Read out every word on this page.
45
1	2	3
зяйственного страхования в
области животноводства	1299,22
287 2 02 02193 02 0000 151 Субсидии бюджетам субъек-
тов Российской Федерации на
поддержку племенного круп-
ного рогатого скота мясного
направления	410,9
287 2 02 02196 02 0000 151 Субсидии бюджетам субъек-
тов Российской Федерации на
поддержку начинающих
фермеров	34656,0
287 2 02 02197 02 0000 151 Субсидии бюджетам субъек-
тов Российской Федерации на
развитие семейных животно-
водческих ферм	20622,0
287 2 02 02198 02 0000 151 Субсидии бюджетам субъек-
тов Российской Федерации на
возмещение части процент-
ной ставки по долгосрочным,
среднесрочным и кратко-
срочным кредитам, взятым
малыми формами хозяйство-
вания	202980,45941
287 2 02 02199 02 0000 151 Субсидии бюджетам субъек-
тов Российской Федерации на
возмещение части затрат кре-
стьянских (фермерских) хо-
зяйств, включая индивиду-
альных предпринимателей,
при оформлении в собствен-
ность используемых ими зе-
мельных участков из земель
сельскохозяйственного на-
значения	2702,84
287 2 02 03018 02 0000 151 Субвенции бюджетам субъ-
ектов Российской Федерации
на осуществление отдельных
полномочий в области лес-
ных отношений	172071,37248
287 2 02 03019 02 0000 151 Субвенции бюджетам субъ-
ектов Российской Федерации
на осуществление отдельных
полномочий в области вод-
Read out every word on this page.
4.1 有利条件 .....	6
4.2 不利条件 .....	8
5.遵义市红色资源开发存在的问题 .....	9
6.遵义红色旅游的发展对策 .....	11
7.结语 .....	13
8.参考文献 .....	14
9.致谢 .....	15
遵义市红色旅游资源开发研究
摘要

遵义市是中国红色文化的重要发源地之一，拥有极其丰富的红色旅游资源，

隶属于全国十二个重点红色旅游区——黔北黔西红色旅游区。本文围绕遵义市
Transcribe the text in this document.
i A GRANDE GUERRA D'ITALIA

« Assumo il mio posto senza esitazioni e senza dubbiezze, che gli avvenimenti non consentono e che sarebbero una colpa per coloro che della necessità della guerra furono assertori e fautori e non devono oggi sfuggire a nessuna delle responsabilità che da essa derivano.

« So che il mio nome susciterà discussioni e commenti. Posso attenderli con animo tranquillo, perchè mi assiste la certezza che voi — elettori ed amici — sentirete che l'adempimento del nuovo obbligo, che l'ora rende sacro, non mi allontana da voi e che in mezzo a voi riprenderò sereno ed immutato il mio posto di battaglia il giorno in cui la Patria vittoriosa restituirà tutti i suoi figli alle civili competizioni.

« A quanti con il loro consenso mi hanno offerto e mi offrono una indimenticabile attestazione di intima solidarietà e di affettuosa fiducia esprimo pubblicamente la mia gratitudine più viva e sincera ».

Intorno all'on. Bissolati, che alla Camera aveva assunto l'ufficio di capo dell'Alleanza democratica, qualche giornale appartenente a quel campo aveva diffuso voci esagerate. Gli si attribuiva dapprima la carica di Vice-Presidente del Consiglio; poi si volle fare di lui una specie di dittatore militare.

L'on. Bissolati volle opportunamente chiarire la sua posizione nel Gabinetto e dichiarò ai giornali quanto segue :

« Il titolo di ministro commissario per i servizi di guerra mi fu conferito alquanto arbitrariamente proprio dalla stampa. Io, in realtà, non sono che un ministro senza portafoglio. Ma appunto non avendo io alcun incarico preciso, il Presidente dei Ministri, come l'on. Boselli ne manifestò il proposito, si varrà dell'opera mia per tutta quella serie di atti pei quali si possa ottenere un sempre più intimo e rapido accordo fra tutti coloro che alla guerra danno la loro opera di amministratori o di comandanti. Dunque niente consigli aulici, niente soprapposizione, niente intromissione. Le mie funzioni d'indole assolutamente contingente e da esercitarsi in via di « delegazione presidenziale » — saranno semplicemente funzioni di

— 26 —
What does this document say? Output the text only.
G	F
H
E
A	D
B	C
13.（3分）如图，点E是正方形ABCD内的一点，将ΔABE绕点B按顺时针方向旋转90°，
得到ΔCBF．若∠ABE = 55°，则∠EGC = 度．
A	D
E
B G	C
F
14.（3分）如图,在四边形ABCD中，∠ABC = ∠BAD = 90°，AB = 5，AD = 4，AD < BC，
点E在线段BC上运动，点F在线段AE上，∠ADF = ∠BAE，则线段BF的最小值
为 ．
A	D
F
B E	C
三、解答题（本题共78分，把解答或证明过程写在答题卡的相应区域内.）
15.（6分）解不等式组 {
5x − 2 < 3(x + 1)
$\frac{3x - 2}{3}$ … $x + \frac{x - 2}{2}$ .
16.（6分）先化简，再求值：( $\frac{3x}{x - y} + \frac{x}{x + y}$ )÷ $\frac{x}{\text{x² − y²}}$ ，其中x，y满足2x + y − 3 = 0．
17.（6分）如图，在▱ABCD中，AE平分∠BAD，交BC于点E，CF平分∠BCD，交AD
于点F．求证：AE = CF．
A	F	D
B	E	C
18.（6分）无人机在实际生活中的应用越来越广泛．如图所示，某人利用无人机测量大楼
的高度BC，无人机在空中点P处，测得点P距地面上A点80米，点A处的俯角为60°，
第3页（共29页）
+--
Reproduce exactly the line containing "What does this" and every line after it through the end of the records above, and nothing else.

▶ Output for this exercise:
What does this document say? Output the text only.
G	F
H
E
A	D
B	C
13.（3分）如图，点E是正方形ABCD内的一点，将ΔABE绕点B按顺时针方向旋转90°，
得到ΔCBF．若∠ABE = 55°，则∠EGC = 度．
A	D
E
B G	C
F
14.（3分）如图,在四边形ABCD中，∠ABC = ∠BAD = 90°，AB = 5，AD = 4，AD < BC，
点E在线段BC上运动，点F在线段AE上，∠ADF = ∠BAE，则线段BF的最小值
为 ．
A	D
F
B E	C
三、解答题（本题共78分，把解答或证明过程写在答题卡的相应区域内.）
15.（6分）解不等式组 {
5x − 2 < 3(x + 1)
$\frac{3x - 2}{3}$ … $x + \frac{x - 2}{2}$ .
16.（6分）先化简，再求值：( $\frac{3x}{x - y} + \frac{x}{x + y}$ )÷ $\frac{x}{\text{x² − y²}}$ ，其中x，y满足2x + y − 3 = 0．
17.（6分）如图，在▱ABCD中，AE平分∠BAD，交BC于点E，CF平分∠BCD，交AD
于点F．求证：AE = CF．
A	F	D
B	E	C
18.（6分）无人机在实际生活中的应用越来越广泛．如图所示，某人利用无人机测量大楼
的高度BC，无人机在空中点P处，测得点P距地面上A点80米，点A处的俯角为60°，
第3页（共29页）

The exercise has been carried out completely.